__Stated problem__:
Each record must be retyped in full. No character may differ.

__Records supplied__:

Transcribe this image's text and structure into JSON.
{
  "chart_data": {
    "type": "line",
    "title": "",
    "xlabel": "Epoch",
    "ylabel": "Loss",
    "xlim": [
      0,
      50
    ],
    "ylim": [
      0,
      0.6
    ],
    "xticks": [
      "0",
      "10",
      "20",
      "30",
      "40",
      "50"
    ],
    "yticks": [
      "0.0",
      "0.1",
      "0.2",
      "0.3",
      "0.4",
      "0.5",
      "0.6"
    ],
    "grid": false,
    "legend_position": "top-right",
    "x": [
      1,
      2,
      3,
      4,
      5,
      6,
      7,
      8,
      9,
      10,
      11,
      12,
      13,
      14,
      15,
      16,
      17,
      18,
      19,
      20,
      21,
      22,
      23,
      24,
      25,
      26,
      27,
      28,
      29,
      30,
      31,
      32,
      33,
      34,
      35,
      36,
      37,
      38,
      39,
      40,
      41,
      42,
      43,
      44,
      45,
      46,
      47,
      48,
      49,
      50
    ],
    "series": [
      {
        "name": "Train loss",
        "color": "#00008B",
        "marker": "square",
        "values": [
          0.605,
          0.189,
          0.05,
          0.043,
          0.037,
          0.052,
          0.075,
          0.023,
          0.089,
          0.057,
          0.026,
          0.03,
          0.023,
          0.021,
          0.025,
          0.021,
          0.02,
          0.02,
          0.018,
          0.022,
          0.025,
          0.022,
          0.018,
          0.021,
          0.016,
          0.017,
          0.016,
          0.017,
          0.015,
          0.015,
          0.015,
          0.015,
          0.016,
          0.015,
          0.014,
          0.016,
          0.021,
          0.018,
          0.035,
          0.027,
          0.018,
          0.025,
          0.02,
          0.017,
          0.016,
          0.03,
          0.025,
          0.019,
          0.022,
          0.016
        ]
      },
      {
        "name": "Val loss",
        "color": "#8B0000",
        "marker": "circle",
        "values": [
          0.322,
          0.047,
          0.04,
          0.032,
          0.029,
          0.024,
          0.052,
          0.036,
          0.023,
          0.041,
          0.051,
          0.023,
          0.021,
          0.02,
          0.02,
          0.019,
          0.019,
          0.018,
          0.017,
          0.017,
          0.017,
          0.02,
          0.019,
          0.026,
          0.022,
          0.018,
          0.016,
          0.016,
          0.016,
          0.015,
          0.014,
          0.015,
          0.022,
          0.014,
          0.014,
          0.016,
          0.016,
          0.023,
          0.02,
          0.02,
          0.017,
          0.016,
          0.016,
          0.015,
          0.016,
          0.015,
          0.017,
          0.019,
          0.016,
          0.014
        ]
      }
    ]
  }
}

__Full output__:
Transcribe this image's text and structure into JSON.
{
  "chart_data": {
    "type": "line",
    "title": "",
    "xlabel": "Epoch",
    "ylabel": "Loss",
    "xlim": [
      0,
      50
    ],
    "ylim": [
      0,
      0.6
    ],
    "xticks": [
      "0",
      "10",
      "20",
      "30",
      "40",
      "50"
    ],
    "yticks": [
      "0.0",
      "0.1",
      "0.2",
      "0.3",
      "0.4",
      "0.5",
      "0.6"
    ],
    "grid": false,
    "legend_position": "top-right",
    "x": [
      1,
      2,
      3,
      4,
      5,
      6,
      7,
      8,
      9,
      10,
      11,
      12,
      13,
      14,
      15,
      16,
      17,
      18,
      19,
      20,
      21,
      22,
      23,
      24,
      25,
      26,
      27,
      28,
      29,
      30,
      31,
      32,
      33,
      34,
      35,
      36,
      37,
      38,
      39,
      40,
      41,
      42,
      43,
      44,
      45,
      46,
      47,
      48,
      49,
      50
    ],
    "series": [
      {
        "name": "Train loss",
        "color": "#00008B",
        "marker": "square",
        "values": [
          0.605,
          0.189,
          0.05,
          0.043,
          0.037,
          0.052,
          0.075,
          0.023,
          0.089,
          0.057,
          0.026,
          0.03,
          0.023,
          0.021,
          0.025,
          0.021,
          0.02,
          0.02,
          0.018,
          0.022,
          0.025,
          0.022,
          0.018,
          0.021,
          0.016,
          0.017,
          0.016,
          0.017,
          0.015,
          0.015,
          0.015,
          0.015,
          0.016,
          0.015,
          0.014,
          0.016,
          0.021,
          0.018,
          0.035,
          0.027,
          0.018,
          0.025,
          0.02,
          0.017,
          0.016,
          0.03,
          0.025,
          0.019,
          0.022,
          0.016
        ]
      },
      {
        "name": "Val loss",
        "color": "#8B0000",
        "marker": "circle",
        "values": [
          0.322,
          0.047,
          0.04,
          0.032,
          0.029,
          0.024,
          0.052,
          0.036,
          0.023,
          0.041,
          0.051,
          0.023,
          0.021,
          0.02,
          0.02,
          0.019,
          0.019,
          0.018,
          0.017,
          0.017,
          0.017,
          0.02,
          0.019,
          0.026,
          0.022,
          0.018,
          0.016,
          0.016,
          0.016,
          0.015,
          0.014,
          0.015,
          0.022,
          0.014,
          0.014,
          0.016,
          0.016,
          0.023,
          0.02,
          0.02,
          0.017,
          0.016,
          0.016,
          0.015,
          0.016,
          0.015,
          0.017,
          0.019,
          0.016,
          0.014
        ]
      }
    ]
  }
}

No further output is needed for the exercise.